Data provided:
===

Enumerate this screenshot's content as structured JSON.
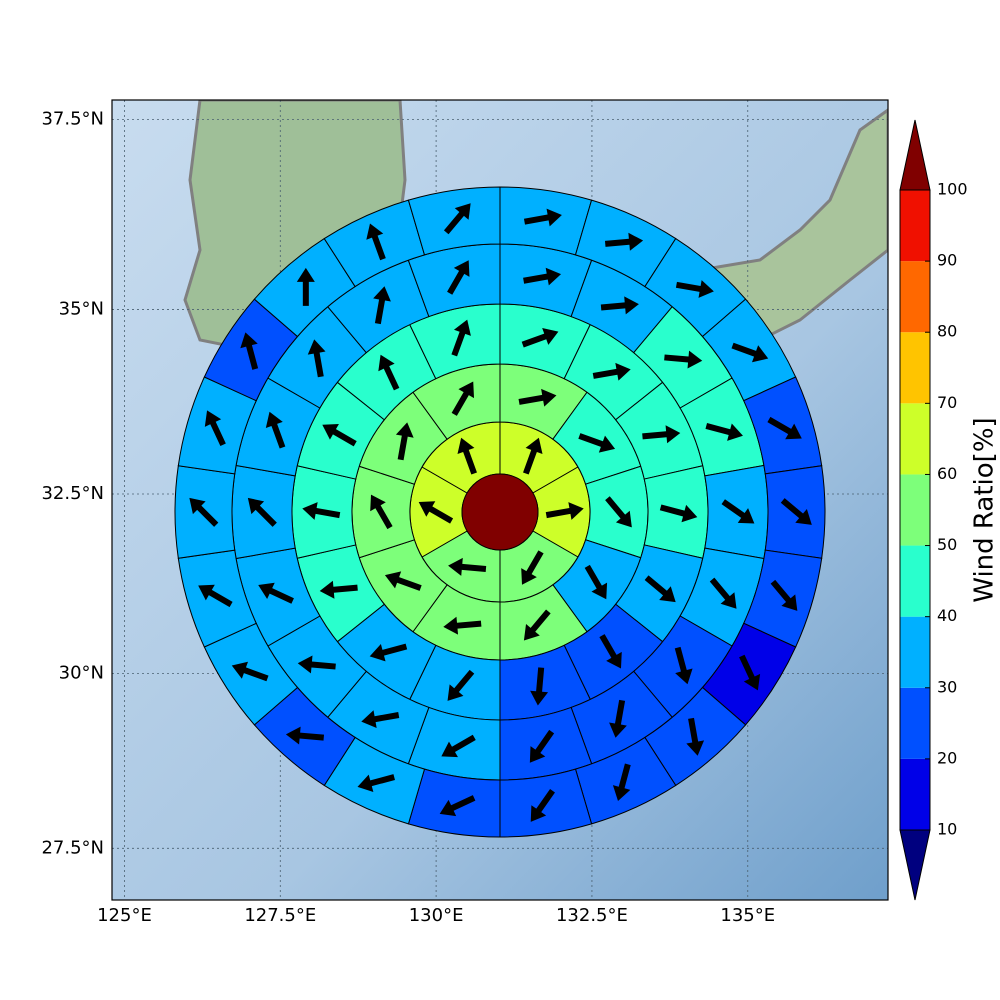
{
  "chart_data": {
    "type": "polar-wind-map",
    "xlim": [
      124.8,
      137.25
    ],
    "ylim": [
      26.75,
      37.75
    ],
    "xticks": [
      {
        "value": 125,
        "label": "125°E"
      },
      {
        "value": 127.5,
        "label": "127.5°E"
      },
      {
        "value": 130,
        "label": "130°E"
      },
      {
        "value": 132.5,
        "label": "132.5°E"
      },
      {
        "value": 135,
        "label": "135°E"
      }
    ],
    "yticks": [
      {
        "value": 27.5,
        "label": "27.5°N"
      },
      {
        "value": 30,
        "label": "30°N"
      },
      {
        "value": 32.5,
        "label": "32.5°N"
      },
      {
        "value": 35,
        "label": "35°N"
      },
      {
        "value": 37.5,
        "label": "37.5°N"
      }
    ],
    "grid": true,
    "center_value": 105,
    "rings": [
      {
        "values": [
          65,
          65,
          55,
          55,
          65,
          60
        ],
        "directions": [
          20,
          80,
          210,
          275,
          300,
          340
        ]
      },
      {
        "values": [
          55,
          45,
          45,
          35,
          55,
          55,
          55,
          55,
          55,
          55
        ],
        "directions": [
          80,
          110,
          140,
          150,
          220,
          265,
          290,
          330,
          10,
          30
        ]
      },
      {
        "values": [
          45,
          45,
          45,
          45,
          35,
          25,
          25,
          35,
          35,
          45,
          45,
          45,
          45,
          45
        ],
        "directions": [
          70,
          80,
          85,
          105,
          130,
          150,
          185,
          220,
          255,
          265,
          280,
          300,
          335,
          20
        ]
      },
      {
        "values": [
          35,
          35,
          45,
          45,
          35,
          35,
          25,
          25,
          25,
          35,
          35,
          35,
          35,
          35,
          35,
          35,
          35,
          35
        ],
        "directions": [
          80,
          85,
          95,
          105,
          125,
          140,
          165,
          190,
          215,
          240,
          260,
          275,
          295,
          315,
          340,
          350,
          10,
          30
        ]
      },
      {
        "values": [
          35,
          35,
          35,
          35,
          25,
          25,
          25,
          15,
          25,
          25,
          25,
          25,
          35,
          25,
          35,
          35,
          35,
          35,
          25,
          35,
          35,
          35
        ],
        "directions": [
          80,
          85,
          100,
          110,
          120,
          130,
          140,
          155,
          170,
          195,
          215,
          245,
          255,
          275,
          290,
          300,
          315,
          335,
          345,
          0,
          340,
          40
        ]
      }
    ],
    "colorbar": {
      "label": "Wind Ratio[%]",
      "ticks": [
        10,
        20,
        30,
        40,
        50,
        60,
        70,
        80,
        90,
        100
      ],
      "colors": [
        "#00007f",
        "#0000e8",
        "#0050ff",
        "#00b0ff",
        "#29ffcd",
        "#7dff7a",
        "#cdff29",
        "#ffc400",
        "#ff6800",
        "#f01000",
        "#800000"
      ]
    }
  }
}
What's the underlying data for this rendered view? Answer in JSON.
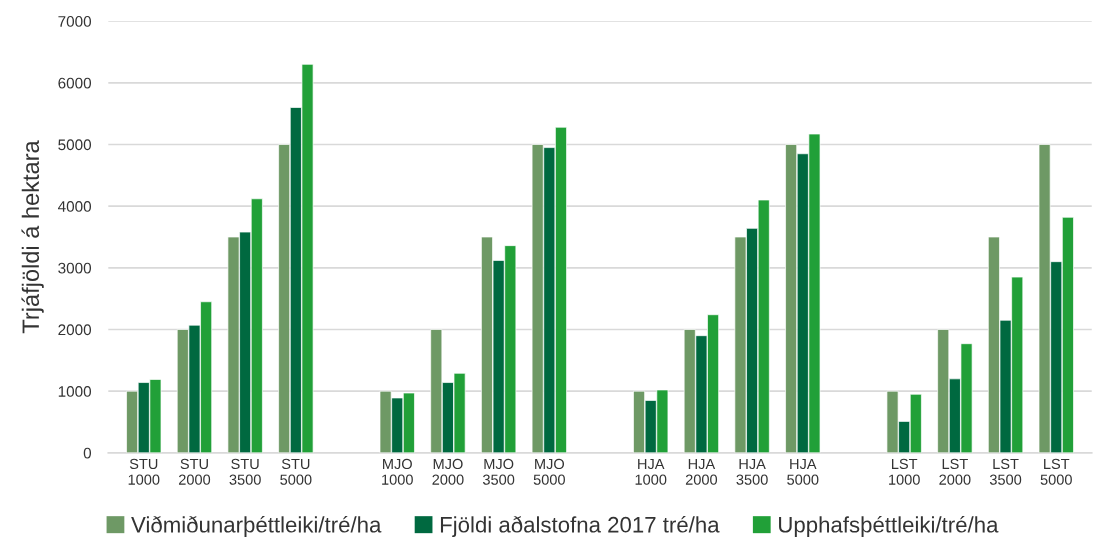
{
  "chart_data": {
    "type": "bar",
    "ylabel": "Trjáfjöldi á hektara",
    "categories": [
      "STU\n1000",
      "STU\n2000",
      "STU\n3500",
      "STU\n5000",
      null,
      "MJO\n1000",
      "MJO\n2000",
      "MJO\n3500",
      "MJO\n5000",
      null,
      "HJA\n1000",
      "HJA\n2000",
      "HJA\n3500",
      "HJA\n5000",
      null,
      "LST\n1000",
      "LST\n2000",
      "LST\n3500",
      "LST\n5000"
    ],
    "series": [
      {
        "name": "Viðmiðunarþéttleiki/tré/ha",
        "color": "#6e9965",
        "values": [
          1000,
          2000,
          3500,
          5000,
          null,
          1000,
          2000,
          3500,
          5000,
          null,
          1000,
          2000,
          3500,
          5000,
          null,
          1000,
          2000,
          3500,
          5000
        ]
      },
      {
        "name": "Fjöldi aðalstofna 2017 tré/ha",
        "color": "#006940",
        "values": [
          1140,
          2070,
          3580,
          5600,
          null,
          890,
          1140,
          3120,
          4950,
          null,
          850,
          1900,
          3640,
          4850,
          null,
          510,
          1200,
          2150,
          3100
        ]
      },
      {
        "name": "Upphafsþéttleiki/tré/ha",
        "color": "#21a038",
        "values": [
          1190,
          2450,
          4120,
          6300,
          null,
          970,
          1290,
          3360,
          5280,
          null,
          1020,
          2240,
          4100,
          5170,
          null,
          950,
          1770,
          2850,
          3820
        ]
      }
    ],
    "ylim": [
      0,
      7000
    ],
    "yticks": [
      0,
      1000,
      2000,
      3000,
      4000,
      5000,
      6000,
      7000
    ],
    "grid": "y",
    "legend": "bottom"
  }
}
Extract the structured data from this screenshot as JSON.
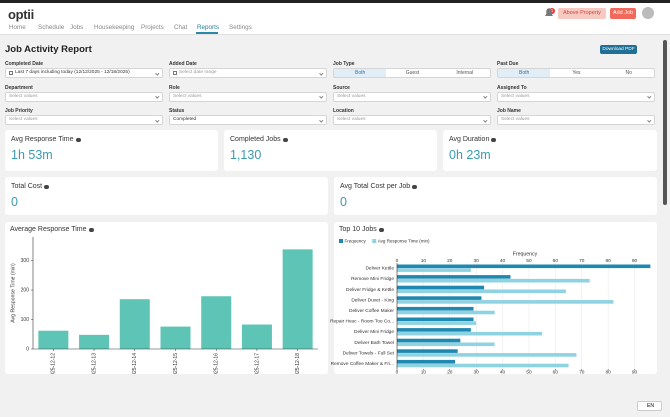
{
  "header": {
    "logo": "optii",
    "nav": [
      "Home",
      "Schedule",
      "Jobs",
      "Housekeeping",
      "Projects",
      "Chat",
      "Reports",
      "Settings"
    ],
    "notifications": 1,
    "property_button": "Above Property",
    "add_button": "Add Job",
    "language": "EN"
  },
  "page": {
    "title": "Job Activity Report",
    "download": "Download PDF"
  },
  "filters": [
    {
      "label": "Completed Date",
      "value": "Last 7 days including today (12/12/2025 - 12/18/2025)"
    },
    {
      "label": "Added Date",
      "placeholder": "Select date range"
    },
    {
      "label": "Job Type",
      "options": [
        "Both",
        "Guest",
        "Internal"
      ]
    },
    {
      "label": "Past Due",
      "options": [
        "Both",
        "Yes",
        "No"
      ]
    },
    {
      "label": "Department",
      "placeholder": "Select values"
    },
    {
      "label": "Role",
      "placeholder": "Select values"
    },
    {
      "label": "Source",
      "placeholder": "Select values"
    },
    {
      "label": "Assigned To",
      "placeholder": "Select values"
    },
    {
      "label": "Job Priority",
      "placeholder": "Select values"
    },
    {
      "label": "Status",
      "value": "Completed"
    },
    {
      "label": "Location",
      "placeholder": "Select values"
    },
    {
      "label": "Job Name",
      "placeholder": "Select values"
    }
  ],
  "kpis": [
    {
      "label": "Avg Response Time",
      "value": "1h 53m"
    },
    {
      "label": "Completed Jobs",
      "value": "1,130"
    },
    {
      "label": "Avg Duration",
      "value": "0h 23m"
    },
    {
      "label": "Total Cost",
      "value": "0"
    },
    {
      "label": "Avg Total Cost per Job",
      "value": "0"
    }
  ],
  "chart_data": [
    {
      "type": "bar",
      "title": "Average Response Time",
      "ylabel": "Avg Response Time (min)",
      "categories": [
        "2025-12-12",
        "2025-12-13",
        "2025-12-14",
        "2025-12-15",
        "2025-12-16",
        "2025-12-17",
        "2025-12-18"
      ],
      "values": [
        62,
        48,
        169,
        76,
        179,
        83,
        338
      ],
      "color": "#5ec4b6",
      "ylim": [
        0,
        380
      ],
      "yticks": [
        0,
        100,
        200,
        300
      ]
    },
    {
      "type": "barh",
      "title": "Top 10 Jobs",
      "xlabel": "Frequency",
      "categories": [
        "Deliver Kettle",
        "Remove Mini Fridge",
        "Deliver Fridge & Kettle",
        "Deliver Duvet - King",
        "Deliver Coffee Maker",
        "Repair Hvac - Room Too Co...",
        "Deliver Mini Fridge",
        "Deliver Bath Towel",
        "Deliver Towels - Full Set",
        "Remove Coffee Maker & Fri..."
      ],
      "series": [
        {
          "name": "Frequency",
          "color": "#1f88b0",
          "values": [
            96,
            43,
            33,
            32,
            29,
            29,
            28,
            24,
            23,
            22
          ]
        },
        {
          "name": "Avg Response Time (min)",
          "color": "#8fd3e2",
          "axis": "x2",
          "values": [
            28,
            73,
            64,
            82,
            37,
            30,
            55,
            37,
            68,
            65
          ]
        }
      ],
      "xlim": [
        0,
        97
      ],
      "xticks": [
        0,
        10,
        20,
        30,
        40,
        50,
        60,
        70,
        80,
        90
      ],
      "x2lim": [
        0,
        97
      ],
      "x2ticks": [
        0,
        10,
        20,
        30,
        40,
        50,
        60,
        70,
        80,
        90
      ],
      "grid": true,
      "legend": "top-left"
    }
  ]
}
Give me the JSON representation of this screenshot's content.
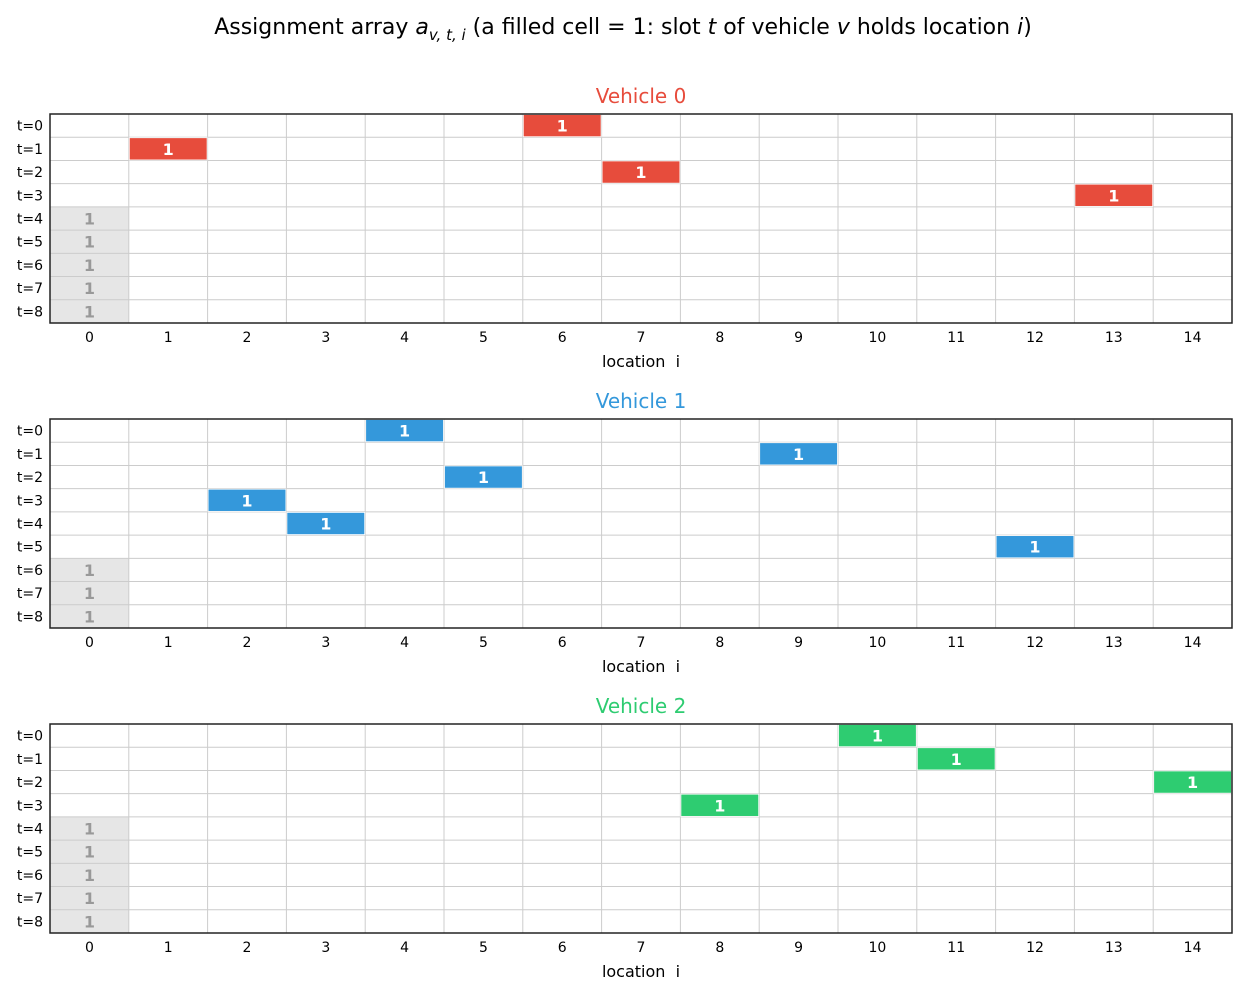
{
  "figure": {
    "title_parts": {
      "prefix": "Assignment array ",
      "a": "a",
      "subscript": "v, t, i",
      "mid1": "  (a filled cell = 1: slot ",
      "t": "t",
      "mid2": " of vehicle ",
      "v": "v",
      "mid3": " holds location ",
      "i": "i",
      "suffix": ")"
    }
  },
  "chart_data": [
    {
      "type": "heatmap",
      "title": "Vehicle 0",
      "title_color": "#e74c3c",
      "cell_color": "#e74c3c",
      "depot_color": "#e6e6e6",
      "depot_text_color": "#999999",
      "cell_label": "1",
      "xlabel": "location  i",
      "x_ticks": [
        "0",
        "1",
        "2",
        "3",
        "4",
        "5",
        "6",
        "7",
        "8",
        "9",
        "10",
        "11",
        "12",
        "13",
        "14"
      ],
      "y_ticks": [
        "t=0",
        "t=1",
        "t=2",
        "t=3",
        "t=4",
        "t=5",
        "t=6",
        "t=7",
        "t=8"
      ],
      "assignments": [
        {
          "t": 0,
          "i": 6
        },
        {
          "t": 1,
          "i": 1
        },
        {
          "t": 2,
          "i": 7
        },
        {
          "t": 3,
          "i": 13
        }
      ],
      "depot_fill": [
        {
          "t": 4,
          "i": 0
        },
        {
          "t": 5,
          "i": 0
        },
        {
          "t": 6,
          "i": 0
        },
        {
          "t": 7,
          "i": 0
        },
        {
          "t": 8,
          "i": 0
        }
      ]
    },
    {
      "type": "heatmap",
      "title": "Vehicle 1",
      "title_color": "#3498db",
      "cell_color": "#3498db",
      "depot_color": "#e6e6e6",
      "depot_text_color": "#999999",
      "cell_label": "1",
      "xlabel": "location  i",
      "x_ticks": [
        "0",
        "1",
        "2",
        "3",
        "4",
        "5",
        "6",
        "7",
        "8",
        "9",
        "10",
        "11",
        "12",
        "13",
        "14"
      ],
      "y_ticks": [
        "t=0",
        "t=1",
        "t=2",
        "t=3",
        "t=4",
        "t=5",
        "t=6",
        "t=7",
        "t=8"
      ],
      "assignments": [
        {
          "t": 0,
          "i": 4
        },
        {
          "t": 1,
          "i": 9
        },
        {
          "t": 2,
          "i": 5
        },
        {
          "t": 3,
          "i": 2
        },
        {
          "t": 4,
          "i": 3
        },
        {
          "t": 5,
          "i": 12
        }
      ],
      "depot_fill": [
        {
          "t": 6,
          "i": 0
        },
        {
          "t": 7,
          "i": 0
        },
        {
          "t": 8,
          "i": 0
        }
      ]
    },
    {
      "type": "heatmap",
      "title": "Vehicle 2",
      "title_color": "#2ecc71",
      "cell_color": "#2ecc71",
      "depot_color": "#e6e6e6",
      "depot_text_color": "#999999",
      "cell_label": "1",
      "xlabel": "location  i",
      "x_ticks": [
        "0",
        "1",
        "2",
        "3",
        "4",
        "5",
        "6",
        "7",
        "8",
        "9",
        "10",
        "11",
        "12",
        "13",
        "14"
      ],
      "y_ticks": [
        "t=0",
        "t=1",
        "t=2",
        "t=3",
        "t=4",
        "t=5",
        "t=6",
        "t=7",
        "t=8"
      ],
      "assignments": [
        {
          "t": 0,
          "i": 10
        },
        {
          "t": 1,
          "i": 11
        },
        {
          "t": 2,
          "i": 14
        },
        {
          "t": 3,
          "i": 8
        }
      ],
      "depot_fill": [
        {
          "t": 4,
          "i": 0
        },
        {
          "t": 5,
          "i": 0
        },
        {
          "t": 6,
          "i": 0
        },
        {
          "t": 7,
          "i": 0
        },
        {
          "t": 8,
          "i": 0
        }
      ]
    }
  ]
}
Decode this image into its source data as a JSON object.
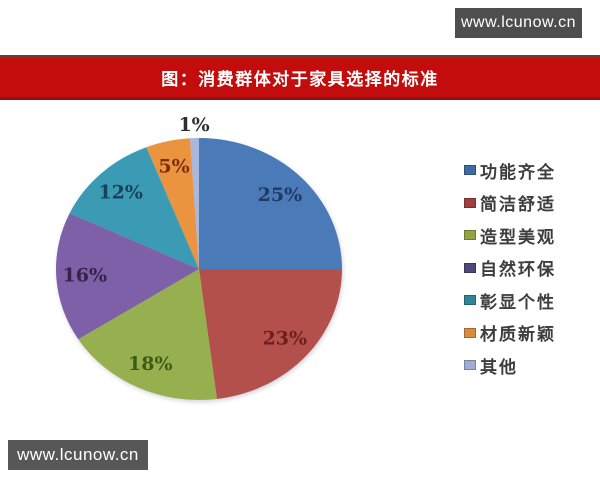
{
  "watermark_top": {
    "text": "www.lcunow.cn"
  },
  "watermark_bottom": {
    "text": "www.lcunow.cn"
  },
  "banner": {
    "title": "图：消费群体对于家具选择的标准",
    "bg_color": "#c20d0c",
    "text_color": "#ffffff"
  },
  "chart_data": {
    "type": "pie",
    "title": "图：消费群体对于家具选择的标准",
    "unit": "%",
    "start_angle_deg": 0,
    "direction": "clockwise",
    "legend_position": "right",
    "categories": [
      "功能齐全",
      "简洁舒适",
      "造型美观",
      "自然环保",
      "彰显个性",
      "材质新颖",
      "其他"
    ],
    "values": [
      25,
      23,
      18,
      16,
      12,
      5,
      1
    ],
    "slices": [
      {
        "label": "功能齐全",
        "value": 25,
        "color": "#4a7ab8",
        "label_color": "#1f3b63",
        "swatch_color": "#3e6ba3",
        "label_outside": false
      },
      {
        "label": "简洁舒适",
        "value": 23,
        "color": "#b4504b",
        "label_color": "#6e1f1c",
        "swatch_color": "#a23f3c",
        "label_outside": false
      },
      {
        "label": "造型美观",
        "value": 18,
        "color": "#97b04f",
        "label_color": "#3f5a17",
        "swatch_color": "#90a542",
        "label_outside": false
      },
      {
        "label": "自然环保",
        "value": 16,
        "color": "#7e60a8",
        "label_color": "#34244a",
        "swatch_color": "#51487a",
        "label_outside": false
      },
      {
        "label": "彰显个性",
        "value": 12,
        "color": "#3b9ab4",
        "label_color": "#16425a",
        "swatch_color": "#2f8498",
        "label_outside": false
      },
      {
        "label": "材质新颖",
        "value": 5,
        "color": "#eb9440",
        "label_color": "#7c2d0e",
        "swatch_color": "#d98b3d",
        "label_outside": false
      },
      {
        "label": "其他",
        "value": 1,
        "color": "#a9b7dc",
        "label_color": "#2e2e2e",
        "swatch_color": "#9fadd6",
        "label_outside": true
      }
    ]
  }
}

===

Required task: Consider the entries above and return each line with the string "Completed".

Correct answer:
      "label": "Completed Date",
      "value": "Completed"
      "label": "Completed Jobs",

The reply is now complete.